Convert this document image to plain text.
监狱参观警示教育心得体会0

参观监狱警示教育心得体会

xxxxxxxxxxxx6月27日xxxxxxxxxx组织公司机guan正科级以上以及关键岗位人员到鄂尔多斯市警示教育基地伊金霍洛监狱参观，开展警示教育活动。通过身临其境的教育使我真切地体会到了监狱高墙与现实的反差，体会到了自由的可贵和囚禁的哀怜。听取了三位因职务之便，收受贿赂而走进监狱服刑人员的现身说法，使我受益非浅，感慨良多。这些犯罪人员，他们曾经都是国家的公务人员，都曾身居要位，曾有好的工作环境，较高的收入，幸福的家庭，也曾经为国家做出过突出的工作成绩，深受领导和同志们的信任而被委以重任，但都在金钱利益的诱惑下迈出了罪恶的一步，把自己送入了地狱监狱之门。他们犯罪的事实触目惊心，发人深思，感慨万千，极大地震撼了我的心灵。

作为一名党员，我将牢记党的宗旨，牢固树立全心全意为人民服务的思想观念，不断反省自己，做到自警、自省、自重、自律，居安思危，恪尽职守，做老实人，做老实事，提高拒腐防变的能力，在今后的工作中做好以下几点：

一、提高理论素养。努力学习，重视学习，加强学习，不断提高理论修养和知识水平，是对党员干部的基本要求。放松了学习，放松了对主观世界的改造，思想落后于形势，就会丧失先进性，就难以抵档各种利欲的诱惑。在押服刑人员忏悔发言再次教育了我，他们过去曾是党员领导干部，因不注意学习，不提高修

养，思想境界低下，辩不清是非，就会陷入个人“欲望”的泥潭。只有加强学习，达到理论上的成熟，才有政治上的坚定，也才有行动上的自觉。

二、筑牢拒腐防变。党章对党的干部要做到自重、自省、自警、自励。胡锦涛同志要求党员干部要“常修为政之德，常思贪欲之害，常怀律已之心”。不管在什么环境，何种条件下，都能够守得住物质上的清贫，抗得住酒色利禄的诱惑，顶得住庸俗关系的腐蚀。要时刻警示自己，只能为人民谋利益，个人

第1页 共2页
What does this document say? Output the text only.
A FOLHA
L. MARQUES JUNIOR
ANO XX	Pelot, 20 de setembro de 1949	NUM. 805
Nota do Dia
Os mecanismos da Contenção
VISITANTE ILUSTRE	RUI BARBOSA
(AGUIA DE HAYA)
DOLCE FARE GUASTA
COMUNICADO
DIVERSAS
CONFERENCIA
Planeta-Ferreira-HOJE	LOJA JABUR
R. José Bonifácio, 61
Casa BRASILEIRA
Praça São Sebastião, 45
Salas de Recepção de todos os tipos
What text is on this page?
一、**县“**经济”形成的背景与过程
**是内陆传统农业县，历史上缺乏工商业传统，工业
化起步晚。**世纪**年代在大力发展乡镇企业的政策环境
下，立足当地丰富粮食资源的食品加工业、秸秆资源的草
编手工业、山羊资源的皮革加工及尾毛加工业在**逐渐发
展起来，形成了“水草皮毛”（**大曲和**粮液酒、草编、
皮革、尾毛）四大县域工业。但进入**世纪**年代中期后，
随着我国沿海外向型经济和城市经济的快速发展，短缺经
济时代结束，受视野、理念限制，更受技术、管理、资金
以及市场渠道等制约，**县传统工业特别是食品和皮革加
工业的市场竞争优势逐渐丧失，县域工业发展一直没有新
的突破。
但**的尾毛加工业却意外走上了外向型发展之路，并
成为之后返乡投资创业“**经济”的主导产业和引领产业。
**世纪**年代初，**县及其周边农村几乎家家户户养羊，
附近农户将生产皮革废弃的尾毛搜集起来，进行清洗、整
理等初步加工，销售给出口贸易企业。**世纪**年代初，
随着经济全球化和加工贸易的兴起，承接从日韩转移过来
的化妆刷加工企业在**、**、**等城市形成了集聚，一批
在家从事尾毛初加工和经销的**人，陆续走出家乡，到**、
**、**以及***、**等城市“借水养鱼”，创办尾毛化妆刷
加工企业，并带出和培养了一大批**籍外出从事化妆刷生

▬▬▬

REQUIREMENT.
Filter the entries down to the lines containing "What". Copy each of those lines.

CORRECT RESPONSE.
What does this document say? Output the text only.
What text is on this page?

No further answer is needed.